What you have to do: Each line containing the word "Address" needs to be copied.

# Items start

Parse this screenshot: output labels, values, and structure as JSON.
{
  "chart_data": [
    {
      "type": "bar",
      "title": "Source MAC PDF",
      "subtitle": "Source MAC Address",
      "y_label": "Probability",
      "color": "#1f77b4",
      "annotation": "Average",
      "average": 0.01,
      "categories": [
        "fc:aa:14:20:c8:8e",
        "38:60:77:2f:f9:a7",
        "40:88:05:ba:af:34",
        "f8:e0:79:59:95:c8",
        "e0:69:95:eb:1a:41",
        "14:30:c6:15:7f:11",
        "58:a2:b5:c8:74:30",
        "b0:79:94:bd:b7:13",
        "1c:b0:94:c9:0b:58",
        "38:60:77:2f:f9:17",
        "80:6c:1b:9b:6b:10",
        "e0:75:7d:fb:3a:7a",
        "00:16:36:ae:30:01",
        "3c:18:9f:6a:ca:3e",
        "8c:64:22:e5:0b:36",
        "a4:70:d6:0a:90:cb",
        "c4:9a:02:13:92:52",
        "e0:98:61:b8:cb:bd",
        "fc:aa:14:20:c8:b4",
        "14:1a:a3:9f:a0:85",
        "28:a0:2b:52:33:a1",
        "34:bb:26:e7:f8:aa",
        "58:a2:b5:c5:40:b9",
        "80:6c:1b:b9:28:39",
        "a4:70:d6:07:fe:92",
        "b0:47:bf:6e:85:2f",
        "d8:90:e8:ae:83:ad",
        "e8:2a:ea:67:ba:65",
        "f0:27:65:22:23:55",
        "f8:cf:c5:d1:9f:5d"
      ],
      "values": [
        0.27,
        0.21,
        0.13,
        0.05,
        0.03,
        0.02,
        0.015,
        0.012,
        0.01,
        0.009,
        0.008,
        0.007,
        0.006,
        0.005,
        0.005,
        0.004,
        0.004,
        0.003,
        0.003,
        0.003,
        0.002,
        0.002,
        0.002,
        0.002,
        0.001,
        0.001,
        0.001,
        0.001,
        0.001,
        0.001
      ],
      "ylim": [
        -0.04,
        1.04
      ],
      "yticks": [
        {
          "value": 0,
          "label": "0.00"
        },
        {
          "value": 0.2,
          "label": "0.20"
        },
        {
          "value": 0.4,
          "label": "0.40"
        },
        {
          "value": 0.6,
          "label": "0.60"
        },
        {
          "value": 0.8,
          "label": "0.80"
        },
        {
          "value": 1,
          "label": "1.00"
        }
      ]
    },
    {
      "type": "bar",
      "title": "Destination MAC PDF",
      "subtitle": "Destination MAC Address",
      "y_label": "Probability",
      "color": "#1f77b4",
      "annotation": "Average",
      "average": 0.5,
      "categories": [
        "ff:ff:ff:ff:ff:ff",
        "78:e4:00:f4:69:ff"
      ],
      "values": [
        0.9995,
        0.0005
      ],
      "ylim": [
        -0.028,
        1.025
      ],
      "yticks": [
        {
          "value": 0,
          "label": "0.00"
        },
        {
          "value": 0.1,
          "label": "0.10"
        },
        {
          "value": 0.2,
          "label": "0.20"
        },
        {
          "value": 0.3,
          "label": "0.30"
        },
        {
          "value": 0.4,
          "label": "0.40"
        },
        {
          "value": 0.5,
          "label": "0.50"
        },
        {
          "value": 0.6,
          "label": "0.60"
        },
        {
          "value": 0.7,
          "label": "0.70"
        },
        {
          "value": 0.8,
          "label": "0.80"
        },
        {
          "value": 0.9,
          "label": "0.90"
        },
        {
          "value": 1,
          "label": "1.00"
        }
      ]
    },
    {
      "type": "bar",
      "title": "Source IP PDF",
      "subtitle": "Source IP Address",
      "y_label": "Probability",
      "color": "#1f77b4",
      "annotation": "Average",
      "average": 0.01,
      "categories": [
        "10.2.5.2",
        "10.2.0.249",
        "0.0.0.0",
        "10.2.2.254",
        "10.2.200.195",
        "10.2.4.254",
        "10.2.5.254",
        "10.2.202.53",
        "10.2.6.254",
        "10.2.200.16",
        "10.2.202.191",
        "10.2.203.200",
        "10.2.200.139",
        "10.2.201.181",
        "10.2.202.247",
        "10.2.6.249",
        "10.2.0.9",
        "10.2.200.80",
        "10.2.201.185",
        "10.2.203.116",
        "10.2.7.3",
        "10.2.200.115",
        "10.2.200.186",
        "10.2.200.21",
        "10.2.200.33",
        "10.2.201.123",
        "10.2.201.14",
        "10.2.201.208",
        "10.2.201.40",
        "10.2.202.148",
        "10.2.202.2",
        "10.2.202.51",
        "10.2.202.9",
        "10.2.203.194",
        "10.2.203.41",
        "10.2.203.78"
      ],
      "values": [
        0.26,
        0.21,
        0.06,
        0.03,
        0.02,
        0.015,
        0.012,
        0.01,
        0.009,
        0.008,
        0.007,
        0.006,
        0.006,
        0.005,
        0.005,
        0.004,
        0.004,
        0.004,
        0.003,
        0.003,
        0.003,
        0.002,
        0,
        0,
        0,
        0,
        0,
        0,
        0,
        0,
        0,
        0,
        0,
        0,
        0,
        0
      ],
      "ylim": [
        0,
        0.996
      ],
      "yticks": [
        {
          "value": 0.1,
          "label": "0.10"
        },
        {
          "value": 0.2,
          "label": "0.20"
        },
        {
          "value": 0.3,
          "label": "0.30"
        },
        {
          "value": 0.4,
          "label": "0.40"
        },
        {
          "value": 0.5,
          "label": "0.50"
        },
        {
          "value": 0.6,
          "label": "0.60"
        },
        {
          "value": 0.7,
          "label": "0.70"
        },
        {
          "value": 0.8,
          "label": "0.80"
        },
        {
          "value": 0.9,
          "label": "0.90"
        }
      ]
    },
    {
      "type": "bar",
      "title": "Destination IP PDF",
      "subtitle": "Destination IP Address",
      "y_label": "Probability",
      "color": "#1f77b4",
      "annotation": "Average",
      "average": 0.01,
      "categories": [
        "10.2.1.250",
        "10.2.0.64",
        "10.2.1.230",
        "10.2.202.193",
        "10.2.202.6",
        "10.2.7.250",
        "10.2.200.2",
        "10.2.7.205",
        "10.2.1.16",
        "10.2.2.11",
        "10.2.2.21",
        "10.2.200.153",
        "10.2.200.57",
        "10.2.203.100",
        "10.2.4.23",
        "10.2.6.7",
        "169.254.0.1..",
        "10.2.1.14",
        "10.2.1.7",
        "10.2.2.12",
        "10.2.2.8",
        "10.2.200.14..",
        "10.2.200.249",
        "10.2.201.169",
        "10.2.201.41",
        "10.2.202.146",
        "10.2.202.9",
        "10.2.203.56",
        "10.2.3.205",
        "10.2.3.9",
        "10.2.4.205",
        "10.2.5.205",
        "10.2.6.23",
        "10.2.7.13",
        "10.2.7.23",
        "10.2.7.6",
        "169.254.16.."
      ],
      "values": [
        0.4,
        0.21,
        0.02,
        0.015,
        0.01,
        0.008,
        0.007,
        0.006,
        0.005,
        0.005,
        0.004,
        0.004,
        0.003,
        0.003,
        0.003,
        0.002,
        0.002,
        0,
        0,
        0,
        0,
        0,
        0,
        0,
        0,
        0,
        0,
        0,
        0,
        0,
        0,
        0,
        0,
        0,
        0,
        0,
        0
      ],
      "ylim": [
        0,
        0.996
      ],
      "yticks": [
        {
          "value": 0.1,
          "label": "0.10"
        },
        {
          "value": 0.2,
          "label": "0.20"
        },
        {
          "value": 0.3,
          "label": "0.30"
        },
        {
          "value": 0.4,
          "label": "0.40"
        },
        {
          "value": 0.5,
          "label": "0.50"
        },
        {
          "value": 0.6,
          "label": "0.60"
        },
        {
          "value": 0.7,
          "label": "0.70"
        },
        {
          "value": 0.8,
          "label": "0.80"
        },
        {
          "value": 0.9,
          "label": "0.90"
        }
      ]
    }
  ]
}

# Items end

Output of the exercise:
      "subtitle": "Source MAC Address",
      "subtitle": "Destination MAC Address",
      "subtitle": "Source IP Address",
      "subtitle": "Destination IP Address",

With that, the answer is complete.